Exercise requirements: Search the listing below for the word "image" and copy each line that holds it.

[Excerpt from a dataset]
**********

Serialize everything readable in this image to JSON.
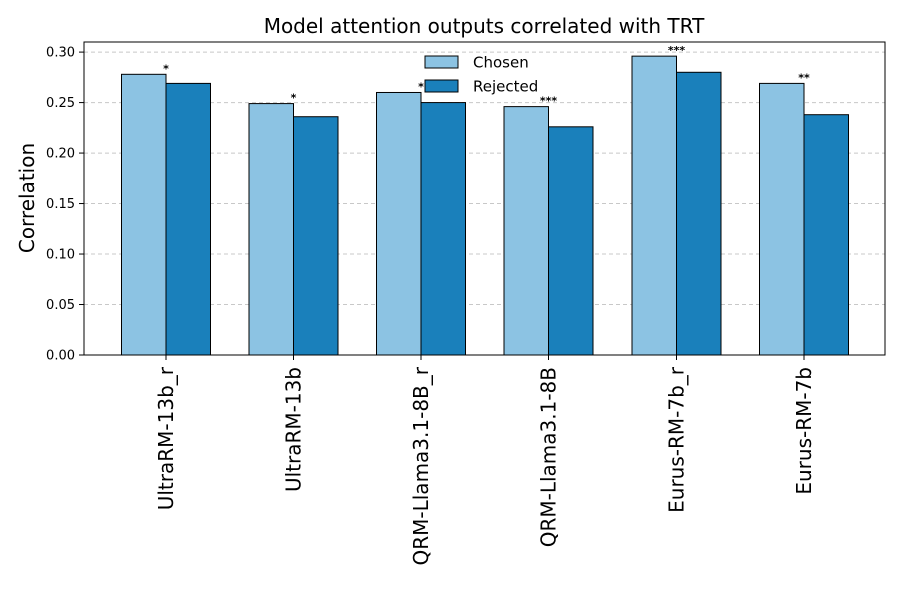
{
  "chart_data": {
    "type": "bar",
    "title": "Model attention outputs correlated with TRT",
    "xlabel": "",
    "ylabel": "Correlation",
    "ylim": [
      0,
      0.31
    ],
    "yticks": [
      "0.00",
      "0.05",
      "0.10",
      "0.15",
      "0.20",
      "0.25",
      "0.30"
    ],
    "grid": "y-dashed",
    "legend_position": "top-center",
    "categories": [
      "UltraRM-13b_r",
      "UltraRM-13b",
      "QRM-Llama3.1-8B_r",
      "QRM-Llama3.1-8B",
      "Eurus-RM-7b_r",
      "Eurus-RM-7b"
    ],
    "series": [
      {
        "name": "Chosen",
        "color": "#8cc3e3",
        "values": [
          0.278,
          0.249,
          0.26,
          0.246,
          0.296,
          0.269
        ]
      },
      {
        "name": "Rejected",
        "color": "#1a80bb",
        "values": [
          0.269,
          0.236,
          0.25,
          0.226,
          0.28,
          0.238
        ]
      }
    ],
    "significance": [
      "*",
      "*",
      "*",
      "***",
      "***",
      "**"
    ]
  }
}
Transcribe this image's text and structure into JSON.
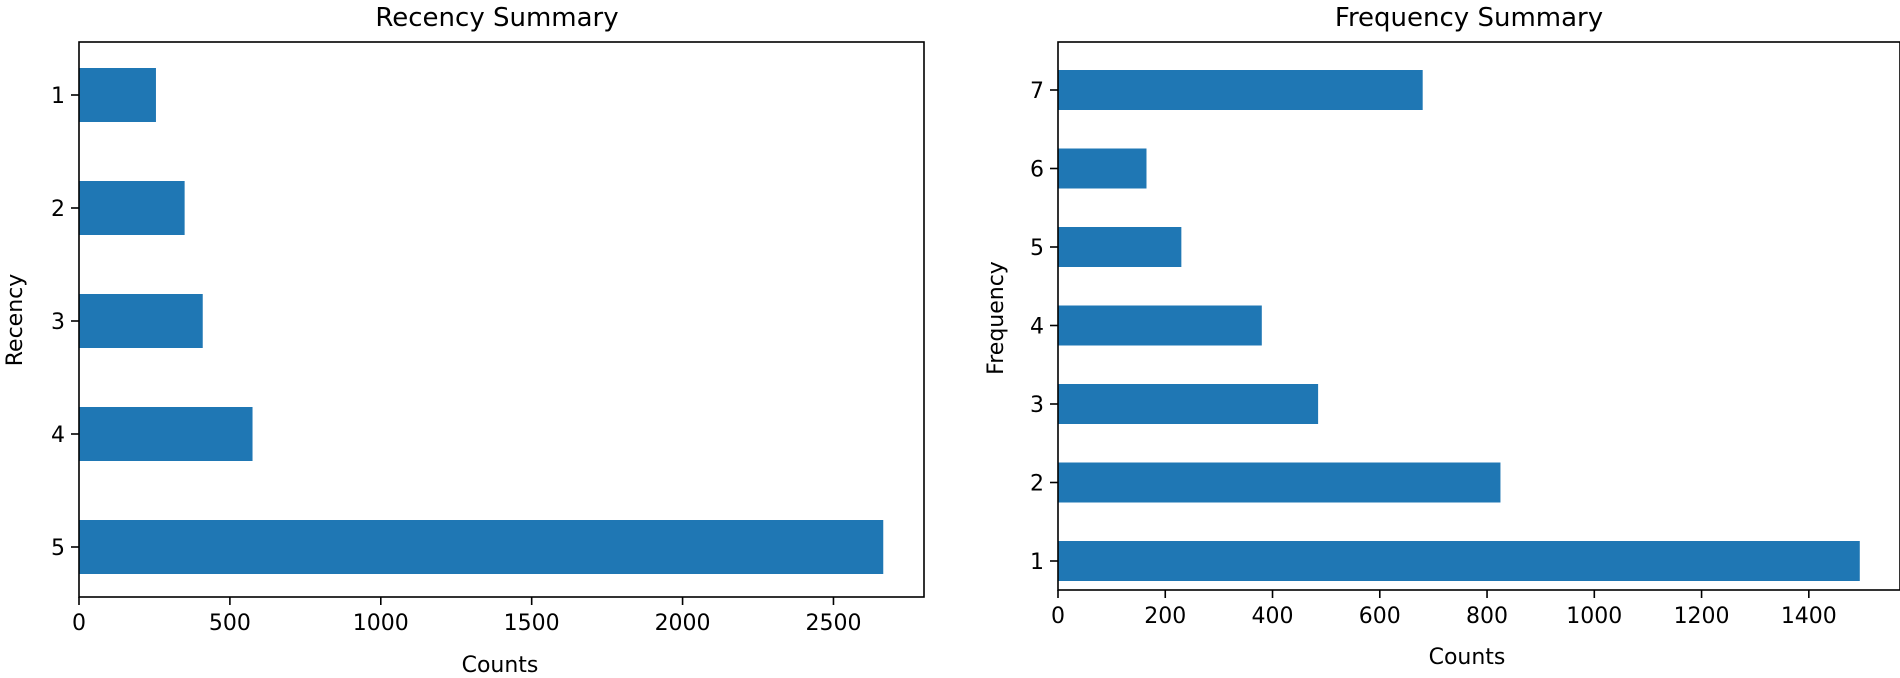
{
  "chart_data": [
    {
      "type": "bar",
      "orientation": "horizontal",
      "title": "Recency Summary",
      "xlabel": "Counts",
      "ylabel": "Recency",
      "categories": [
        "1",
        "2",
        "3",
        "4",
        "5"
      ],
      "values": [
        255,
        350,
        410,
        575,
        2665
      ],
      "xlim": [
        0,
        2800
      ],
      "xticks": [
        0,
        500,
        1000,
        1500,
        2000,
        2500
      ],
      "color": "#1f77b4",
      "grid": false
    },
    {
      "type": "bar",
      "orientation": "horizontal",
      "title": "Frequency Summary",
      "xlabel": "Counts",
      "ylabel": "Frequency",
      "categories": [
        "7",
        "6",
        "5",
        "4",
        "3",
        "2",
        "1"
      ],
      "values": [
        680,
        165,
        230,
        380,
        485,
        825,
        1495
      ],
      "xlim": [
        0,
        1570
      ],
      "xticks": [
        0,
        200,
        400,
        600,
        800,
        1000,
        1200,
        1400
      ],
      "color": "#1f77b4",
      "grid": false
    }
  ]
}
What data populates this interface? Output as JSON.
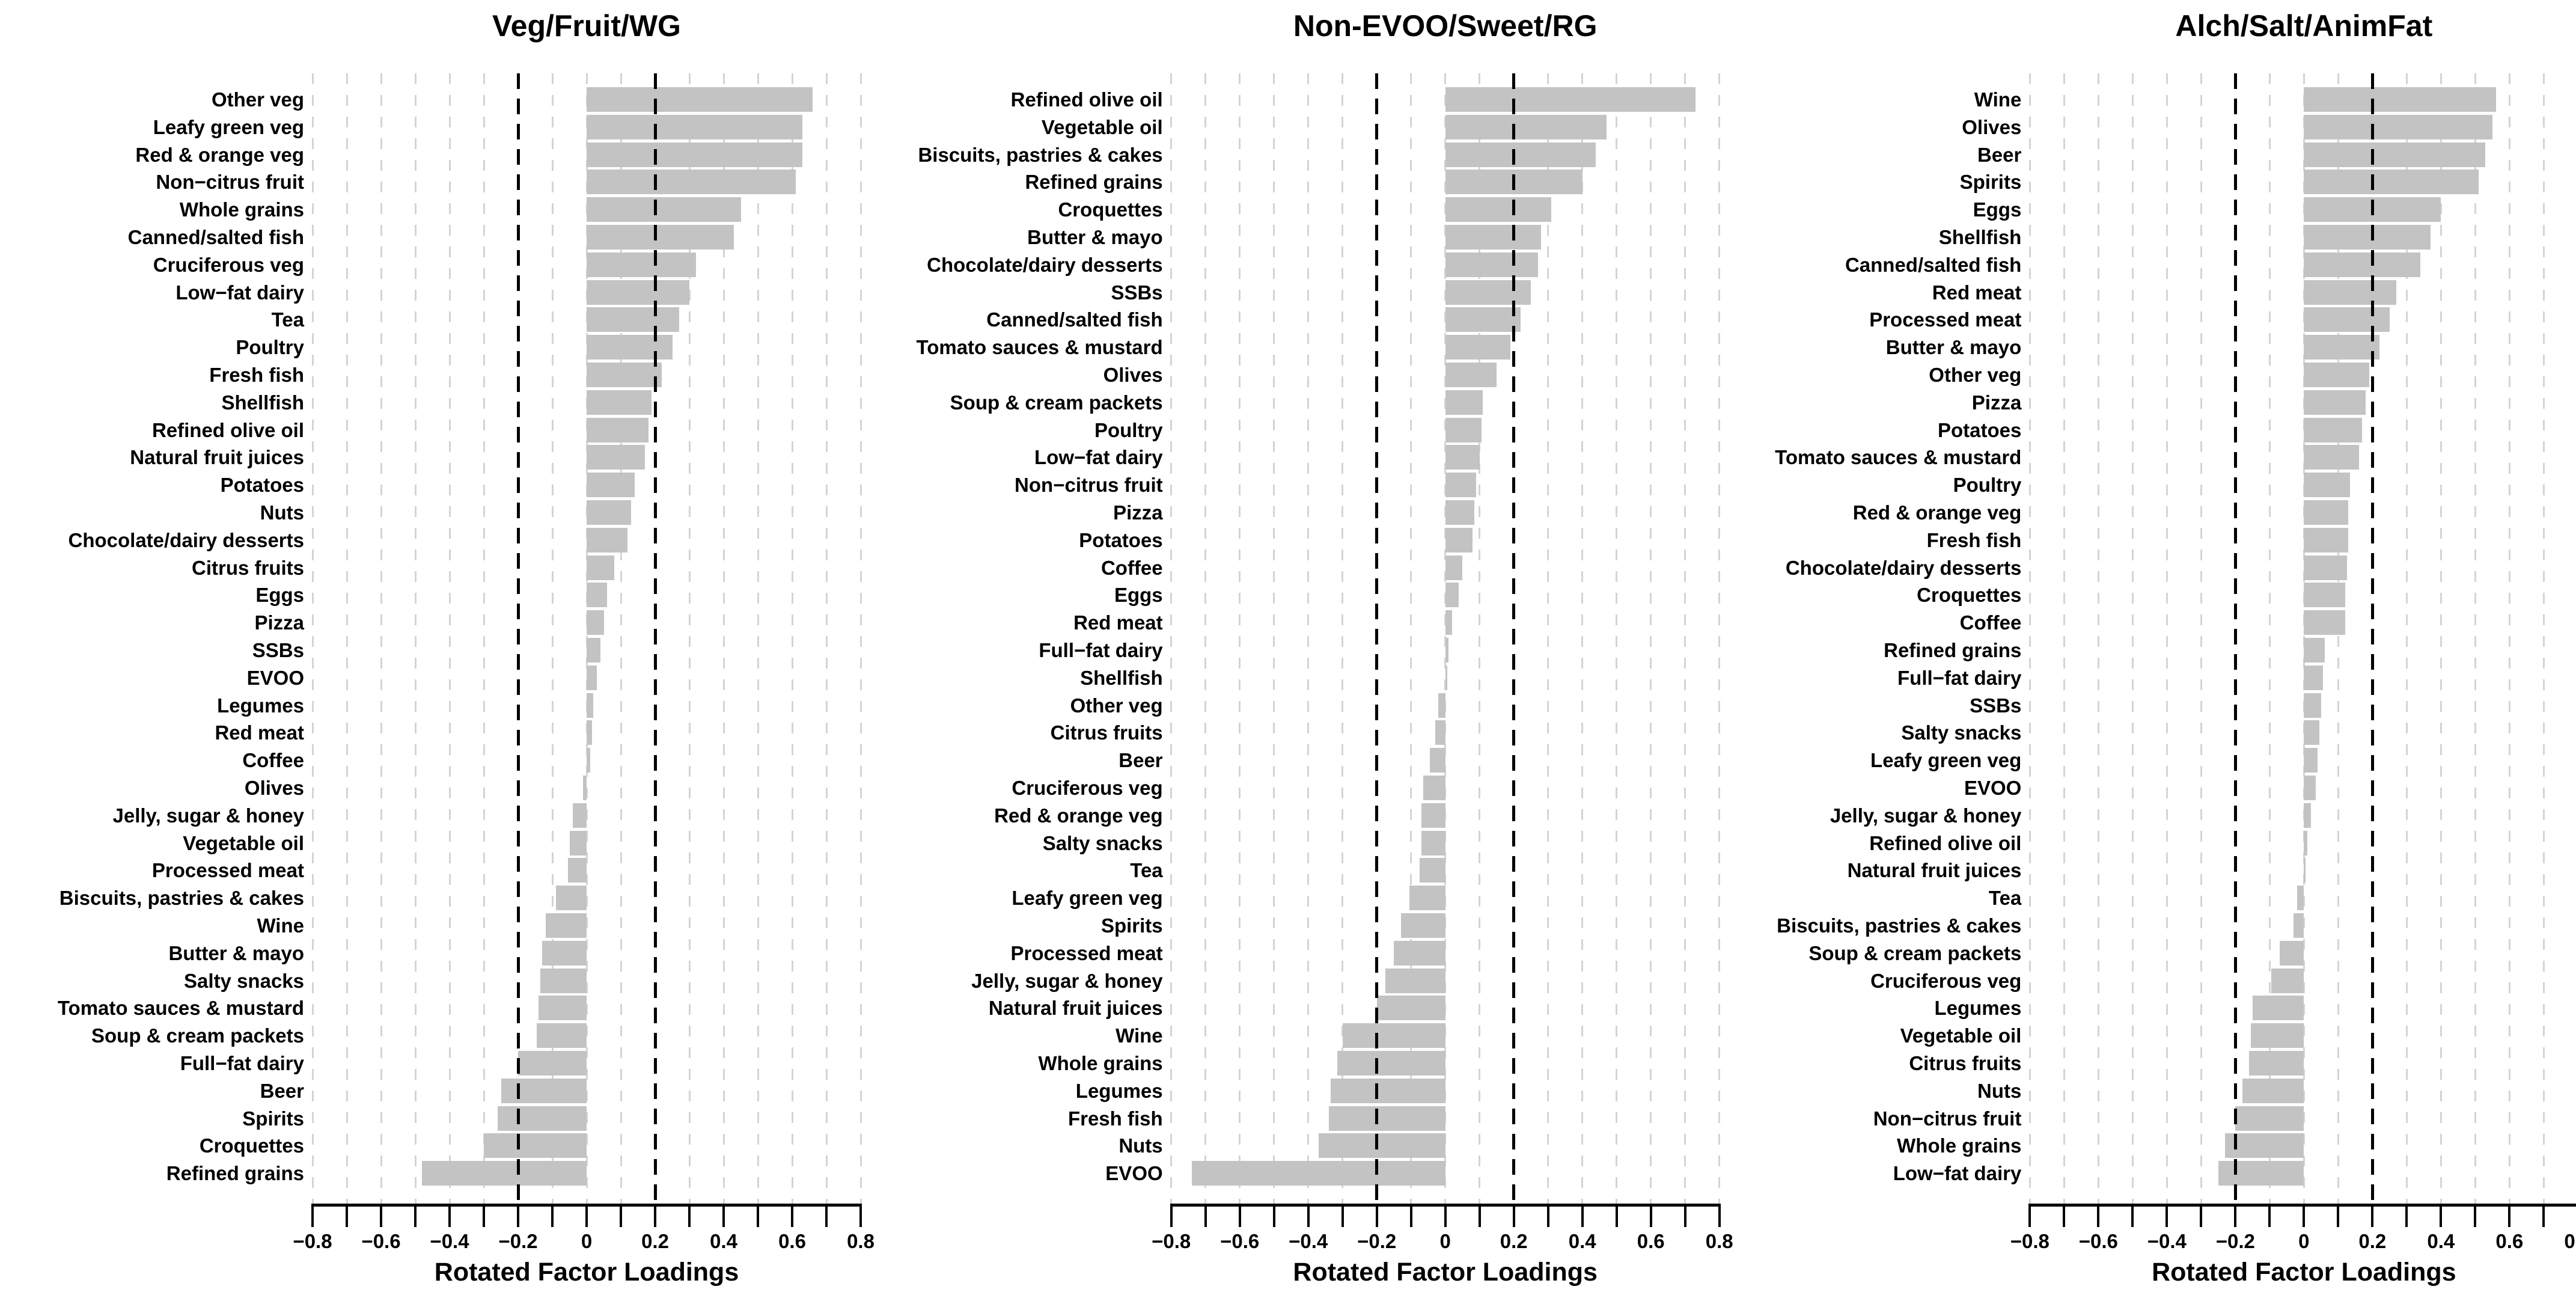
{
  "figure": {
    "xlabel": "Rotated Factor Loadings",
    "background_color": "#ffffff",
    "bar_color": "#c3c3c3",
    "gridline_color": "#d4d4d4",
    "reference_line_color": "#000000",
    "axis_color": "#000000",
    "text_color": "#000000"
  },
  "axis": {
    "min": -0.8,
    "max": 0.8,
    "minor_tick_step": 0.1,
    "major_tick_values": [
      -0.8,
      -0.6,
      -0.4,
      -0.2,
      0,
      0.2,
      0.4,
      0.6,
      0.8
    ],
    "major_tick_labels": [
      "−0.8",
      "−0.6",
      "−0.4",
      "−0.2",
      "0",
      "0.2",
      "0.4",
      "0.6",
      "0.8"
    ],
    "reference_lines": [
      -0.2,
      0.2
    ],
    "grid": true
  },
  "chart_data": [
    {
      "type": "bar",
      "orientation": "horizontal",
      "title": "Veg/Fruit/WG",
      "xlabel": "Rotated Factor Loadings",
      "xlim": [
        -0.8,
        0.8
      ],
      "categories": [
        "Other veg",
        "Leafy green veg",
        "Red & orange veg",
        "Non−citrus fruit",
        "Whole grains",
        "Canned/salted fish",
        "Cruciferous veg",
        "Low−fat dairy",
        "Tea",
        "Poultry",
        "Fresh fish",
        "Shellfish",
        "Refined olive oil",
        "Natural fruit juices",
        "Potatoes",
        "Nuts",
        "Chocolate/dairy desserts",
        "Citrus fruits",
        "Eggs",
        "Pizza",
        "SSBs",
        "EVOO",
        "Legumes",
        "Red meat",
        "Coffee",
        "Olives",
        "Jelly, sugar & honey",
        "Vegetable oil",
        "Processed meat",
        "Biscuits, pastries & cakes",
        "Wine",
        "Butter & mayo",
        "Salty snacks",
        "Tomato sauces & mustard",
        "Soup & cream packets",
        "Full−fat dairy",
        "Beer",
        "Spirits",
        "Croquettes",
        "Refined grains"
      ],
      "values": [
        0.66,
        0.63,
        0.63,
        0.61,
        0.45,
        0.43,
        0.32,
        0.3,
        0.27,
        0.25,
        0.22,
        0.19,
        0.18,
        0.17,
        0.14,
        0.13,
        0.12,
        0.08,
        0.06,
        0.05,
        0.04,
        0.03,
        0.02,
        0.015,
        0.01,
        -0.01,
        -0.04,
        -0.05,
        -0.055,
        -0.09,
        -0.12,
        -0.13,
        -0.135,
        -0.14,
        -0.145,
        -0.2,
        -0.25,
        -0.26,
        -0.3,
        -0.48
      ]
    },
    {
      "type": "bar",
      "orientation": "horizontal",
      "title": "Non-EVOO/Sweet/RG",
      "xlabel": "Rotated Factor Loadings",
      "xlim": [
        -0.8,
        0.8
      ],
      "categories": [
        "Refined olive oil",
        "Vegetable oil",
        "Biscuits, pastries & cakes",
        "Refined grains",
        "Croquettes",
        "Butter & mayo",
        "Chocolate/dairy desserts",
        "SSBs",
        "Canned/salted fish",
        "Tomato sauces & mustard",
        "Olives",
        "Soup & cream packets",
        "Poultry",
        "Low−fat dairy",
        "Non−citrus fruit",
        "Pizza",
        "Potatoes",
        "Coffee",
        "Eggs",
        "Red meat",
        "Full−fat dairy",
        "Shellfish",
        "Other veg",
        "Citrus fruits",
        "Beer",
        "Cruciferous veg",
        "Red & orange veg",
        "Salty snacks",
        "Tea",
        "Leafy green veg",
        "Spirits",
        "Processed meat",
        "Jelly, sugar & honey",
        "Natural fruit juices",
        "Wine",
        "Whole grains",
        "Legumes",
        "Fresh fish",
        "Nuts",
        "EVOO"
      ],
      "values": [
        0.73,
        0.47,
        0.44,
        0.4,
        0.31,
        0.28,
        0.27,
        0.25,
        0.22,
        0.19,
        0.15,
        0.11,
        0.105,
        0.1,
        0.09,
        0.085,
        0.08,
        0.05,
        0.04,
        0.02,
        0.01,
        0.005,
        -0.02,
        -0.03,
        -0.045,
        -0.065,
        -0.07,
        -0.07,
        -0.075,
        -0.105,
        -0.13,
        -0.15,
        -0.175,
        -0.2,
        -0.3,
        -0.315,
        -0.335,
        -0.34,
        -0.37,
        -0.74
      ]
    },
    {
      "type": "bar",
      "orientation": "horizontal",
      "title": "Alch/Salt/AnimFat",
      "xlabel": "Rotated Factor Loadings",
      "xlim": [
        -0.8,
        0.8
      ],
      "categories": [
        "Wine",
        "Olives",
        "Beer",
        "Spirits",
        "Eggs",
        "Shellfish",
        "Canned/salted fish",
        "Red meat",
        "Processed meat",
        "Butter & mayo",
        "Other veg",
        "Pizza",
        "Potatoes",
        "Tomato sauces & mustard",
        "Poultry",
        "Red & orange veg",
        "Fresh fish",
        "Chocolate/dairy desserts",
        "Croquettes",
        "Coffee",
        "Refined grains",
        "Full−fat dairy",
        "SSBs",
        "Salty snacks",
        "Leafy green veg",
        "EVOO",
        "Jelly, sugar & honey",
        "Refined olive oil",
        "Natural fruit juices",
        "Tea",
        "Biscuits, pastries & cakes",
        "Soup & cream packets",
        "Cruciferous veg",
        "Legumes",
        "Vegetable oil",
        "Citrus fruits",
        "Nuts",
        "Non−citrus fruit",
        "Whole grains",
        "Low−fat dairy"
      ],
      "values": [
        0.56,
        0.55,
        0.53,
        0.51,
        0.4,
        0.37,
        0.34,
        0.27,
        0.25,
        0.22,
        0.19,
        0.18,
        0.17,
        0.16,
        0.135,
        0.13,
        0.13,
        0.125,
        0.12,
        0.12,
        0.06,
        0.055,
        0.05,
        0.045,
        0.04,
        0.035,
        0.02,
        0.01,
        0.005,
        -0.02,
        -0.03,
        -0.07,
        -0.095,
        -0.15,
        -0.155,
        -0.16,
        -0.18,
        -0.2,
        -0.23,
        -0.25
      ]
    }
  ]
}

**********

Output:
Serialize everything readable in this image to JSON.
Transcribe this image's text and structure into JSON.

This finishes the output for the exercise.